__Work to do__. Pull out from the material below all lines with "accuracy".

__Data to use__.
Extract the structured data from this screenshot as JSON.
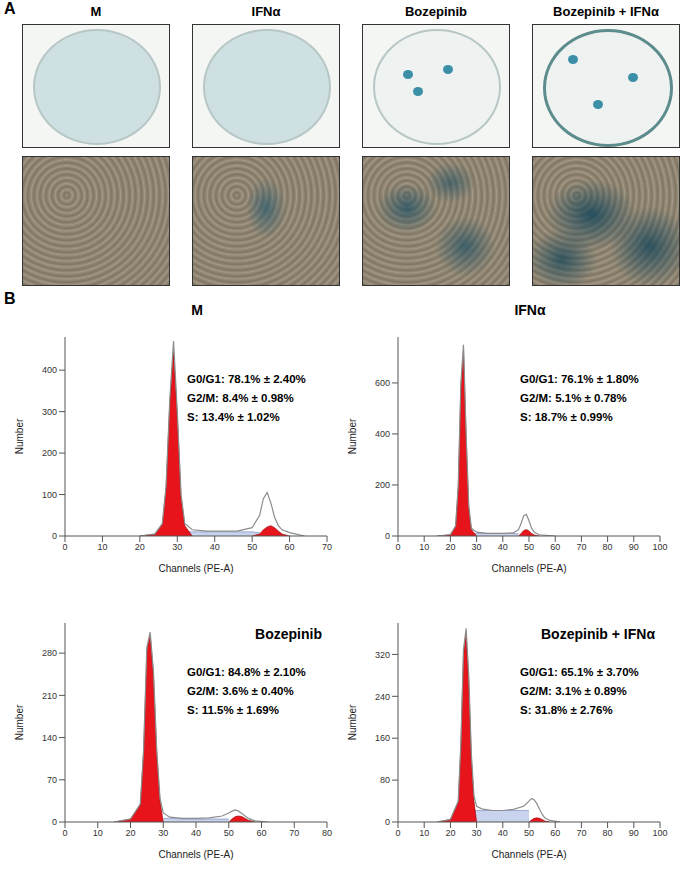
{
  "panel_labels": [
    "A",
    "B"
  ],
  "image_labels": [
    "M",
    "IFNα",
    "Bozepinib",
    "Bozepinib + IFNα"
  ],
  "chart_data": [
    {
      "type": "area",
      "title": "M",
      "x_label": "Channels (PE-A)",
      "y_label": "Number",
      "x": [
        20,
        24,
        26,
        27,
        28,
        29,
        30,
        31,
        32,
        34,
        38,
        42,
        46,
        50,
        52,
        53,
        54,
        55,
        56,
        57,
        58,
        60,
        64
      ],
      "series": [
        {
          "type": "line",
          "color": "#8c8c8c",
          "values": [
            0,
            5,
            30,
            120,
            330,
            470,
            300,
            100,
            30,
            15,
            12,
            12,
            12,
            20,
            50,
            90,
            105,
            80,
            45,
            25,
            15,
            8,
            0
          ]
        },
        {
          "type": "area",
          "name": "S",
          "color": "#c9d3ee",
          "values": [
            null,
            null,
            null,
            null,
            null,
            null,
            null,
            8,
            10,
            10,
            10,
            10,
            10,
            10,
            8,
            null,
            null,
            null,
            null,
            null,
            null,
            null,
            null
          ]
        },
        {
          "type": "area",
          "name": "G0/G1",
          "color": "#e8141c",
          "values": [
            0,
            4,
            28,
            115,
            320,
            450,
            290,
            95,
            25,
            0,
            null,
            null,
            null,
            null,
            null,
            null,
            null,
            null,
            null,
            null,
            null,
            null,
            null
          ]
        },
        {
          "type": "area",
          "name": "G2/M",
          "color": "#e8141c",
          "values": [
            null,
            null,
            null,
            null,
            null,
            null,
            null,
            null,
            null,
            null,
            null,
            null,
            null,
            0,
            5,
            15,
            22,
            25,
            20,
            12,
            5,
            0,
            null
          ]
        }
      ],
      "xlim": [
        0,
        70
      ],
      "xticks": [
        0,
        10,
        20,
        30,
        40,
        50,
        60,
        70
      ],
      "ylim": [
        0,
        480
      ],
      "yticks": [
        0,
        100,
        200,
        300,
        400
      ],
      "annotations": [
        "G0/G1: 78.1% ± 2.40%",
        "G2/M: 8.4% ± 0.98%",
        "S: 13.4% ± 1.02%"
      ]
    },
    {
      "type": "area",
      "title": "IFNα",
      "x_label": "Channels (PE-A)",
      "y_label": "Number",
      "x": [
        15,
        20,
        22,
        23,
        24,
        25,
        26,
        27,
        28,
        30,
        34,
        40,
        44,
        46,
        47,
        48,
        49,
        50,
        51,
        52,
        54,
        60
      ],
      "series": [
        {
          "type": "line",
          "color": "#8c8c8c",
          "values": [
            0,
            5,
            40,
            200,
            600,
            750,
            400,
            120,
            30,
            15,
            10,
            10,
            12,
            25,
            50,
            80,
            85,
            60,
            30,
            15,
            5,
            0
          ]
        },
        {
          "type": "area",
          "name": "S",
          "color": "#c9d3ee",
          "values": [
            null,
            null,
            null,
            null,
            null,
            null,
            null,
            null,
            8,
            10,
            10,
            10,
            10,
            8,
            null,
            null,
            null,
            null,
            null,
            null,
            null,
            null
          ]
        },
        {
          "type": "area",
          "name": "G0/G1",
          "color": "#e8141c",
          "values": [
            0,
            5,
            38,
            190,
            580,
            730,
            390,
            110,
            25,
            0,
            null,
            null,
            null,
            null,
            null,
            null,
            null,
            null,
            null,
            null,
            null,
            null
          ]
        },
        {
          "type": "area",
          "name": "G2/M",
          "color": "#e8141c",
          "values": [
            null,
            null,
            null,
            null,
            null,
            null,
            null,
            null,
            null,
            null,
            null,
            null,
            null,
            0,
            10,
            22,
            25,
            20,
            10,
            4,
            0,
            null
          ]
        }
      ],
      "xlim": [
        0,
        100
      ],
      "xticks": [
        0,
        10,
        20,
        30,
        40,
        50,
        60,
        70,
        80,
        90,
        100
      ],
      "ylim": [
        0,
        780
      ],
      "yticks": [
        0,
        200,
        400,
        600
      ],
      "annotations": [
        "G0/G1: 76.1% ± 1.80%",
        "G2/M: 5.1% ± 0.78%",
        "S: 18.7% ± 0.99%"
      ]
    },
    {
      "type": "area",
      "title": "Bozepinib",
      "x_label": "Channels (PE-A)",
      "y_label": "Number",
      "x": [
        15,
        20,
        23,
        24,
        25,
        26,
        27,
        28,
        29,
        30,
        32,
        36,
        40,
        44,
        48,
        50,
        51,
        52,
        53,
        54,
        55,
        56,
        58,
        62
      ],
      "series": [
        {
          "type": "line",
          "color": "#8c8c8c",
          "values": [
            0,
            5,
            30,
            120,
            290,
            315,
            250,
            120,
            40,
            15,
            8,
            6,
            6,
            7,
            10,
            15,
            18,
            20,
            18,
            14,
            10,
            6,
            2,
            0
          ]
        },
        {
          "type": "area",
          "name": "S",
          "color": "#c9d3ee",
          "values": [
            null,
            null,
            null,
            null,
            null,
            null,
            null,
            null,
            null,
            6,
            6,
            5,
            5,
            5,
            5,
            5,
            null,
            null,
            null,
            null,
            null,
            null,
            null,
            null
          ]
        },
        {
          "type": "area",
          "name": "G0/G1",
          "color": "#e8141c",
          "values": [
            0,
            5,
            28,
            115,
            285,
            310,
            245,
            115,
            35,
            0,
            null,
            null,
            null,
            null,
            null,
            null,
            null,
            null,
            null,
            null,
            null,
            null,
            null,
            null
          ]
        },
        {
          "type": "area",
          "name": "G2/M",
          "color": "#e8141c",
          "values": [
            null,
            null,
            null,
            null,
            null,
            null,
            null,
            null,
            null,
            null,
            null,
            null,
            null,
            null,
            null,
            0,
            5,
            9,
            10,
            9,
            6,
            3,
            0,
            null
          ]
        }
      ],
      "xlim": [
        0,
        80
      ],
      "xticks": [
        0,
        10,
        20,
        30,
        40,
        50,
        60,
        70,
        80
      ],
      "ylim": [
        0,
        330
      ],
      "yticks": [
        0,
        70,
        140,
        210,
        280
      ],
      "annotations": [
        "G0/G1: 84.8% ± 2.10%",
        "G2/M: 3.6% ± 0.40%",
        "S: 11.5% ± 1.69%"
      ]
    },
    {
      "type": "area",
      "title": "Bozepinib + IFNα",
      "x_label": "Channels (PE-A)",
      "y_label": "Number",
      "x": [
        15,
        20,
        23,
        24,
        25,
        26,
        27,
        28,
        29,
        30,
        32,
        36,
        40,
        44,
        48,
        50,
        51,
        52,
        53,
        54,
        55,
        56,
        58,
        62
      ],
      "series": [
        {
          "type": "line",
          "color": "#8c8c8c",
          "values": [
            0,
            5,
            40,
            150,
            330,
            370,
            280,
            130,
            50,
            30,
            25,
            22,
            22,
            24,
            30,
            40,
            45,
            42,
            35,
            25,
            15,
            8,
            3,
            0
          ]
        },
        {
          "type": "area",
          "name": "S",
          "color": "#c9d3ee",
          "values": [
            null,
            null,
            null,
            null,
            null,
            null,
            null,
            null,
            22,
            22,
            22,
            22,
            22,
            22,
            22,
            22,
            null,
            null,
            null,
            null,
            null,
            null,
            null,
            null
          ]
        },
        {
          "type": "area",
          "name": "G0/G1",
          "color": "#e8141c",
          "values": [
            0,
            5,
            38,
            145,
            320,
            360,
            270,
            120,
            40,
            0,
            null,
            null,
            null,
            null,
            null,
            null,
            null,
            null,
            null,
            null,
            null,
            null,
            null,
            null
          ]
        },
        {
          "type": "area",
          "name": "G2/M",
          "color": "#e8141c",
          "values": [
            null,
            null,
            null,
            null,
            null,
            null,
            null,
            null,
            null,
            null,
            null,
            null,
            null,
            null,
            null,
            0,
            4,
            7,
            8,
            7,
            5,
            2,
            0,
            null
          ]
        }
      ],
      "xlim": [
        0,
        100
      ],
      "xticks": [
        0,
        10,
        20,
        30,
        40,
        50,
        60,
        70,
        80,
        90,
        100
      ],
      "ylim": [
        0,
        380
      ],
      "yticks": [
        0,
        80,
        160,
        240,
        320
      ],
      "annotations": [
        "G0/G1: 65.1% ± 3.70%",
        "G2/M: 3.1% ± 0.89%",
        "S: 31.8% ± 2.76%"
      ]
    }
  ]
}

==

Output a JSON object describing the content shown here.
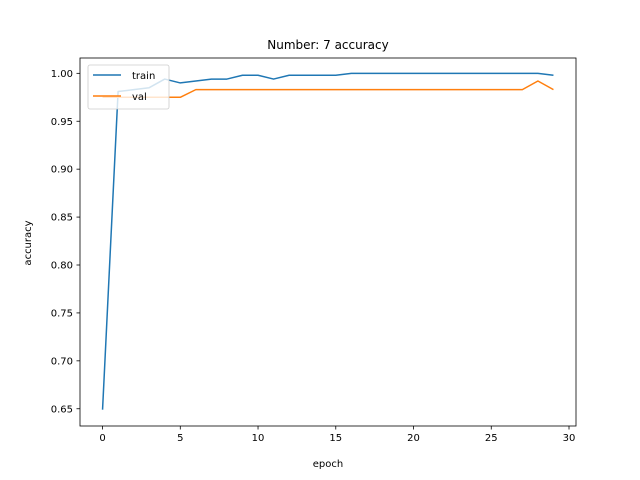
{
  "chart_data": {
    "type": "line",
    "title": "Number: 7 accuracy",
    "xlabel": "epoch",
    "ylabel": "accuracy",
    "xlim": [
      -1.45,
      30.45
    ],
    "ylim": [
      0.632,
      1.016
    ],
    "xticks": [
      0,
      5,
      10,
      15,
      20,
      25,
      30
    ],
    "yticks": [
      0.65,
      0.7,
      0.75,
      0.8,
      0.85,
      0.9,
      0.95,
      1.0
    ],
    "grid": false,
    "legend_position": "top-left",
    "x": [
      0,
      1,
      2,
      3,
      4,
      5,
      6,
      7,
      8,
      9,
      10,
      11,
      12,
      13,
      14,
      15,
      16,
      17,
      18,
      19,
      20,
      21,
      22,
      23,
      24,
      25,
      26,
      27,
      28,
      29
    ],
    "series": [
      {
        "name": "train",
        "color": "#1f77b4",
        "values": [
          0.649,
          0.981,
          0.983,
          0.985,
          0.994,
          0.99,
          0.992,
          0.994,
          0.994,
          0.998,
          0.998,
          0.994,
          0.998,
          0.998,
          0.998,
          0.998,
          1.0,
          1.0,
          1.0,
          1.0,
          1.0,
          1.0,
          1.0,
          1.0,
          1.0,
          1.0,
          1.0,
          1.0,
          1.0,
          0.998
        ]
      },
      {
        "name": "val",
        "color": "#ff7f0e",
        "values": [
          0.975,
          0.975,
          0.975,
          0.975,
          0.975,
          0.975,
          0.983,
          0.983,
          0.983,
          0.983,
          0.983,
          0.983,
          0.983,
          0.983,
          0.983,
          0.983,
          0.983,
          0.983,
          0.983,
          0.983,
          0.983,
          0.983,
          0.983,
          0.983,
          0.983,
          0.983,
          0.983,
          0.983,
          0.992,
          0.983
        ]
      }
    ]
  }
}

__Written reply__.
    "title": "Number: 7 accuracy",
    "ylabel": "accuracy",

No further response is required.